Extracted data entries:
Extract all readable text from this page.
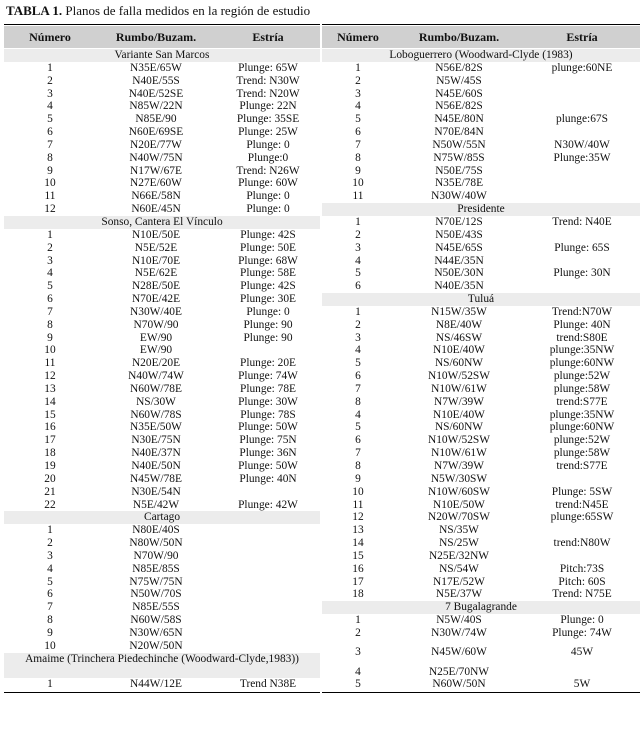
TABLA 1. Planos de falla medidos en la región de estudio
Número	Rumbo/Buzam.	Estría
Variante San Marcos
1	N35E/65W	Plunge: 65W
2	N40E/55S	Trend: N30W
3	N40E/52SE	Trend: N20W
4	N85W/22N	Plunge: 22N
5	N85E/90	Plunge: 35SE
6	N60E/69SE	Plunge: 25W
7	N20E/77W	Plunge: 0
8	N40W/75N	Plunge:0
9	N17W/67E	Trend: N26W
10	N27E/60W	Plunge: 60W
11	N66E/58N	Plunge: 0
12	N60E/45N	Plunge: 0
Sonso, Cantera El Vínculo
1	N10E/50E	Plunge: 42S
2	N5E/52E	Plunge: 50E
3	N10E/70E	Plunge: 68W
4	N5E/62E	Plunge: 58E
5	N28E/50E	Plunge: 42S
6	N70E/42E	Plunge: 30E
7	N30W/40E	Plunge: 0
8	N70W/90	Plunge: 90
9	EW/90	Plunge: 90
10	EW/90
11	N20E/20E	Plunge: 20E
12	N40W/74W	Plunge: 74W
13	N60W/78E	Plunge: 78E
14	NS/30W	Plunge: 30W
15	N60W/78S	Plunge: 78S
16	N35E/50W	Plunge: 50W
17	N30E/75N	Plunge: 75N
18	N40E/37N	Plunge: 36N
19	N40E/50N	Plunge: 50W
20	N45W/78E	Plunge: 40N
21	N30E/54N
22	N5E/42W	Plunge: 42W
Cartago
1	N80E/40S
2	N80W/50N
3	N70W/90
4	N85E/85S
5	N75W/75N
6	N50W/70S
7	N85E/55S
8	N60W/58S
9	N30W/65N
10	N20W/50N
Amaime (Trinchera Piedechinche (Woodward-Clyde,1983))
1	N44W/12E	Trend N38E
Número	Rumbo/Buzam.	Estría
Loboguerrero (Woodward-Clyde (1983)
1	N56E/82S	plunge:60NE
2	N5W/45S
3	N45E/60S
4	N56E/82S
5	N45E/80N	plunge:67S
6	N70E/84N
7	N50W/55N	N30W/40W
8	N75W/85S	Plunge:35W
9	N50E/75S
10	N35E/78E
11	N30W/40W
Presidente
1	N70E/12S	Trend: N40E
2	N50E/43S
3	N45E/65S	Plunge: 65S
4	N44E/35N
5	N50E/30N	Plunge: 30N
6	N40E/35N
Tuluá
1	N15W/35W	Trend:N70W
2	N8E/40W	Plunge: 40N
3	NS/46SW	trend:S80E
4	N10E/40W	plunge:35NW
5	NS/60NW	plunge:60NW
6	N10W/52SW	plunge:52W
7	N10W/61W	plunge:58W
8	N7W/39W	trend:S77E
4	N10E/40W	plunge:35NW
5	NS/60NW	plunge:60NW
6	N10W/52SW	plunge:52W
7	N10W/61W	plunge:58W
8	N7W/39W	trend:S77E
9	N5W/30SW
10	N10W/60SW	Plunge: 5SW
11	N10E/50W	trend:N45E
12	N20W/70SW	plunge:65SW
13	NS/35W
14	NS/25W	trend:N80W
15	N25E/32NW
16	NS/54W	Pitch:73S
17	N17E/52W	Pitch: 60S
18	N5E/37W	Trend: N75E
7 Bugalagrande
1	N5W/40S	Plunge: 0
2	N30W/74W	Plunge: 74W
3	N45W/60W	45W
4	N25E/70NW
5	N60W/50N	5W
* * *
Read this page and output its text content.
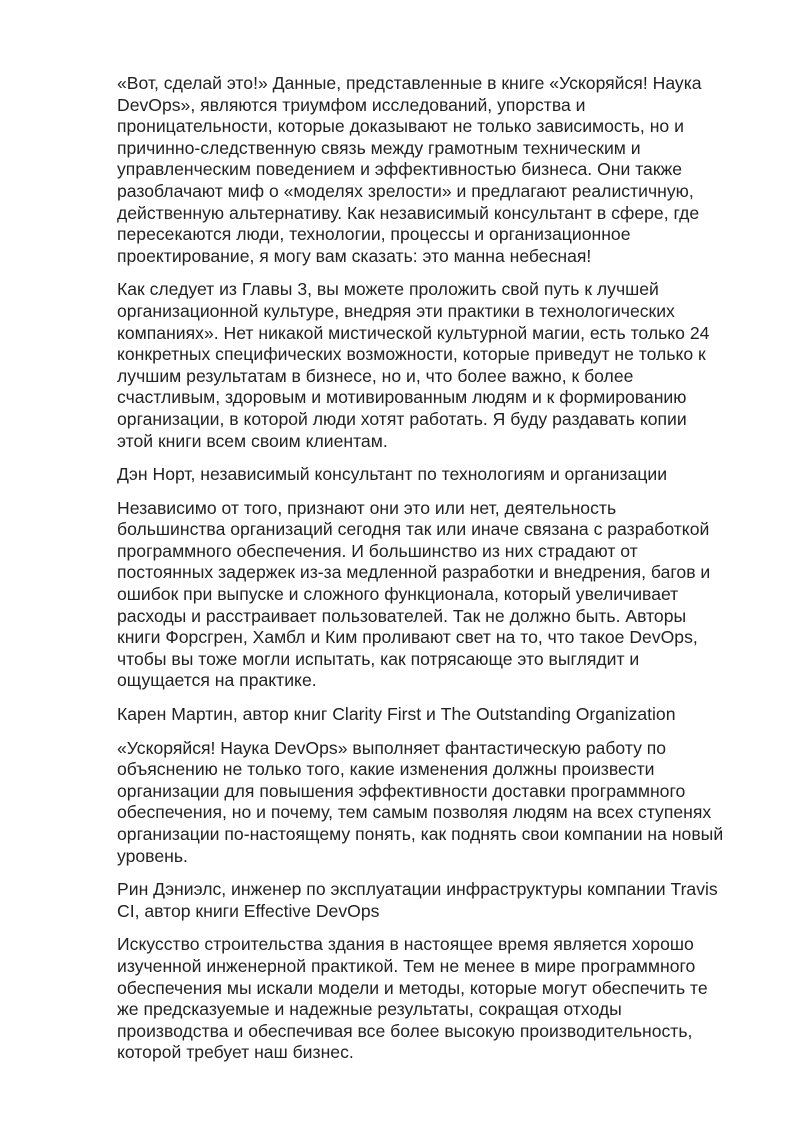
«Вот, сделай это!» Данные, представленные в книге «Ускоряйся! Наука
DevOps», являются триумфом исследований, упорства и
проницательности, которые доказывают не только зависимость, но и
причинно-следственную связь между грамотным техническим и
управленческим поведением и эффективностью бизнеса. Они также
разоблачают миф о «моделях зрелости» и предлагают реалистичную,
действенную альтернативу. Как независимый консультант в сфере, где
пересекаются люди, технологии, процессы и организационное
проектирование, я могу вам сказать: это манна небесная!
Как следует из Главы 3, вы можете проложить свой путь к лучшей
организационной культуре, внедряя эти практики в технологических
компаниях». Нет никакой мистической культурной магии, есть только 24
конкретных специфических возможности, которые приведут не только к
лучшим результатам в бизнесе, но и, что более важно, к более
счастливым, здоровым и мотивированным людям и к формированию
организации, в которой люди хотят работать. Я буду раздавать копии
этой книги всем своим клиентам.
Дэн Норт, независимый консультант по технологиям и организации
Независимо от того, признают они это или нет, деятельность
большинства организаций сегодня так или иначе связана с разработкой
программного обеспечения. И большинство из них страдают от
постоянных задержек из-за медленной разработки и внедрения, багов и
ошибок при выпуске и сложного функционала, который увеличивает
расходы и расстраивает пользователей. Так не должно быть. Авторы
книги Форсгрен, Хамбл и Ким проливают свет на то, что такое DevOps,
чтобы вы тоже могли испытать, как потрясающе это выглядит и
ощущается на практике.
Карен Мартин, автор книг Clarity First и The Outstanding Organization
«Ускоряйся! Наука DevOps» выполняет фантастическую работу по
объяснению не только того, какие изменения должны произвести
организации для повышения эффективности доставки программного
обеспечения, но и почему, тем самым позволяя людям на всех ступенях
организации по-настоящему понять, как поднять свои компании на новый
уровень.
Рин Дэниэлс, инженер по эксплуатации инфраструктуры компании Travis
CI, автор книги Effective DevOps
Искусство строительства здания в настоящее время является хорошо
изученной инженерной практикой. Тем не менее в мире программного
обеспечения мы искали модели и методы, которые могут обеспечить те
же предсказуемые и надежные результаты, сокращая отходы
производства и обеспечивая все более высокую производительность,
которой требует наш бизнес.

Problem to solve
Note each line of the entries that has "Ускоряйся" in it, and copy those lines.

Response to this exercise
«Вот, сделай это!» Данные, представленные в книге «Ускоряйся! Наука
«Ускоряйся! Наука DevOps» выполняет фантастическую работу по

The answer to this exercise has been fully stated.